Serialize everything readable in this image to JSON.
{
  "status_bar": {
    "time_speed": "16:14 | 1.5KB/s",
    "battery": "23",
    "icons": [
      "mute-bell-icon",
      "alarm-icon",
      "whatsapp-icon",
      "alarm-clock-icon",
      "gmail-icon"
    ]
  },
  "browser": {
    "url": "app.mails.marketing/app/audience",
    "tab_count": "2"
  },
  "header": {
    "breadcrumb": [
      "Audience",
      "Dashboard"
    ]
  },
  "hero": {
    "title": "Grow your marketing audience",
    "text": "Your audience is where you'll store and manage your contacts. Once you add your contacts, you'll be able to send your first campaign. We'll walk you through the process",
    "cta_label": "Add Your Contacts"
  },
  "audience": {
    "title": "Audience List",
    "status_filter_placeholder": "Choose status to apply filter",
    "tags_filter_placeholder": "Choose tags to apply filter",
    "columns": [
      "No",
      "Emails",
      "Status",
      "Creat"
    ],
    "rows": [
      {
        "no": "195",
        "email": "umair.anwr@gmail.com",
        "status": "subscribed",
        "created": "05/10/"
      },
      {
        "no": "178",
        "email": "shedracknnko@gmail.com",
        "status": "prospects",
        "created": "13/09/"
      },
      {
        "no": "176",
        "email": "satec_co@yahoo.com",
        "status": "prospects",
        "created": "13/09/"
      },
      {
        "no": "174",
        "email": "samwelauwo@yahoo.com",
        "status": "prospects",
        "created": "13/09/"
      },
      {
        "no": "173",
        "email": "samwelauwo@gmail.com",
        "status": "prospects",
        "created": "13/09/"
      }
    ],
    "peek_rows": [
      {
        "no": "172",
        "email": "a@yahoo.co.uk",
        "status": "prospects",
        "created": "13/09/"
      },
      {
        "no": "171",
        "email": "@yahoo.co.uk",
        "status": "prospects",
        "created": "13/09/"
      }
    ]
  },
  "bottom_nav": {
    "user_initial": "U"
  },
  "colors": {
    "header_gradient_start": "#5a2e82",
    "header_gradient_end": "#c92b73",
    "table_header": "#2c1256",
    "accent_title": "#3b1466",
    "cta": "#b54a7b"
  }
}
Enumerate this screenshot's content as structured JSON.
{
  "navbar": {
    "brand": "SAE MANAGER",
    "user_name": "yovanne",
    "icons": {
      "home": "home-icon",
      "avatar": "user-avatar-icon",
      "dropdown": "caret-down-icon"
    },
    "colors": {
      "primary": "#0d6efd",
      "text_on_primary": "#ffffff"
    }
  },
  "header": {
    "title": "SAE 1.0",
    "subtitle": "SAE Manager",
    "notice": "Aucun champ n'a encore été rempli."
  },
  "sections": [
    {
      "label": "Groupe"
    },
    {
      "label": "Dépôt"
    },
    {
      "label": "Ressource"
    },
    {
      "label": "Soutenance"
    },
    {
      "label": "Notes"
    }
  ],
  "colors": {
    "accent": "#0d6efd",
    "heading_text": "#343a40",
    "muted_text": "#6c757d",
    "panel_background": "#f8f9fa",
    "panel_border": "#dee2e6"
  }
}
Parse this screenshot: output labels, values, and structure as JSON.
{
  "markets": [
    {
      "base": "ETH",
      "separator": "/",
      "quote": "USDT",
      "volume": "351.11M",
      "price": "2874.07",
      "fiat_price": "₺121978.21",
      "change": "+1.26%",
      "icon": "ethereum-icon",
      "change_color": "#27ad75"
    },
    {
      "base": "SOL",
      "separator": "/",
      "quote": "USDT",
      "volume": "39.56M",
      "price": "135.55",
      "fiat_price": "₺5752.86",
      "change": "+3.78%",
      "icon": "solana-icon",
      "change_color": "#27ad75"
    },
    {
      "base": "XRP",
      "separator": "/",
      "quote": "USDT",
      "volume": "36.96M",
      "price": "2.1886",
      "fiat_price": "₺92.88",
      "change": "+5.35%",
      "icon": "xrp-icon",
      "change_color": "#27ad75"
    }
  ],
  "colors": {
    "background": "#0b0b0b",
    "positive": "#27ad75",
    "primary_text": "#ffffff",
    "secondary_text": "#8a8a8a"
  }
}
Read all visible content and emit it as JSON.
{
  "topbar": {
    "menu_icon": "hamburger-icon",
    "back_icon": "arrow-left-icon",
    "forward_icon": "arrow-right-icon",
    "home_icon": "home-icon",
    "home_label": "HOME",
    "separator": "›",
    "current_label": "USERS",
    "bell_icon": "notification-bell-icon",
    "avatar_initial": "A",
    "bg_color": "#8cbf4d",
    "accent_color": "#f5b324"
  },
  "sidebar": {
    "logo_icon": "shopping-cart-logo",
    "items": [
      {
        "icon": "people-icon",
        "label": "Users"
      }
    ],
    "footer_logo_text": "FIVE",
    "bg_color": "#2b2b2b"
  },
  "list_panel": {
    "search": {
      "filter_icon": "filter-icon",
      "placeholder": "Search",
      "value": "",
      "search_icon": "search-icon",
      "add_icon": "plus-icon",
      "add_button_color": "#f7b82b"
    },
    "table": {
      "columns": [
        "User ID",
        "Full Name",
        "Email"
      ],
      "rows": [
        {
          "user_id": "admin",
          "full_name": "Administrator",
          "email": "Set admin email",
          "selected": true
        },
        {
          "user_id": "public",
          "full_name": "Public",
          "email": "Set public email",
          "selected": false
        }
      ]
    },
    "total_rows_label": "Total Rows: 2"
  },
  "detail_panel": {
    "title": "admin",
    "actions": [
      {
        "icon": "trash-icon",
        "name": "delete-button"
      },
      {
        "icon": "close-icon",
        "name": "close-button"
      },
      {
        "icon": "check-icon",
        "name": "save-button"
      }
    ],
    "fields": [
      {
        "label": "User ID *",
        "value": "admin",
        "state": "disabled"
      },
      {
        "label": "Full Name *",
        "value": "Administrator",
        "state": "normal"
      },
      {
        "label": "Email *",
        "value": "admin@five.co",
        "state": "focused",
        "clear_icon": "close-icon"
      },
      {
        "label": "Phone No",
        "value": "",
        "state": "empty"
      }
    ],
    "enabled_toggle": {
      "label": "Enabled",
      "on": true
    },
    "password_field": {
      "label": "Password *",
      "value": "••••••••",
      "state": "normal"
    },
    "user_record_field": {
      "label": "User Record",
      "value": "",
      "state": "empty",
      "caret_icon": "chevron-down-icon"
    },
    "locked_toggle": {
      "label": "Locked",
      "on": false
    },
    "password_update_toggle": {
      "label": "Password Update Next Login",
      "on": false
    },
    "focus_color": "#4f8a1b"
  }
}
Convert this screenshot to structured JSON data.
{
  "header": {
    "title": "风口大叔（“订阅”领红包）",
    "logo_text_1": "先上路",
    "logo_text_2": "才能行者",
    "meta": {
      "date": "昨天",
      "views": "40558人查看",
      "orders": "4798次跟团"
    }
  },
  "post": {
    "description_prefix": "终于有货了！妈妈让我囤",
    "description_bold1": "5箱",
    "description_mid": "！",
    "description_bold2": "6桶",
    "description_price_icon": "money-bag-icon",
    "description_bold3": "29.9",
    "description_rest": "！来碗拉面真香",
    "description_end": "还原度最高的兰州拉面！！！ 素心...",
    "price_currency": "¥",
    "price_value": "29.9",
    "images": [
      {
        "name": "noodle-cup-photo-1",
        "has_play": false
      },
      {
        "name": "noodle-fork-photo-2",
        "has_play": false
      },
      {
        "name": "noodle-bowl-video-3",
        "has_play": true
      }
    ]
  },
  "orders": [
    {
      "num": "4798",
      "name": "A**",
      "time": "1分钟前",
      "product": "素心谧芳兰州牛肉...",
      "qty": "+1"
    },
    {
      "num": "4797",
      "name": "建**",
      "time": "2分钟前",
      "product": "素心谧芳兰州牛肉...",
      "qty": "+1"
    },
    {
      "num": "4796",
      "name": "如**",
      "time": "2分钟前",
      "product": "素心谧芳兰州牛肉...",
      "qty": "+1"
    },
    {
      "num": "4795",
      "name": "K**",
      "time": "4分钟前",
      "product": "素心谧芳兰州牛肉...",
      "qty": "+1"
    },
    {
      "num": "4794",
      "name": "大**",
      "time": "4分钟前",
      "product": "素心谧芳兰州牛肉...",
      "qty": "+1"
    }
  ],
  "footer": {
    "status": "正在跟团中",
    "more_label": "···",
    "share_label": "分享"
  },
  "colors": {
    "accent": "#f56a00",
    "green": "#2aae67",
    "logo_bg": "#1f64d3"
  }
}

• _Task_: Look through the data and gather every line with the string "apply" in it.

• _Exercise output_:
    "status_filter_placeholder": "Choose status to apply filter",
    "tags_filter_placeholder": "Choose tags to apply filter",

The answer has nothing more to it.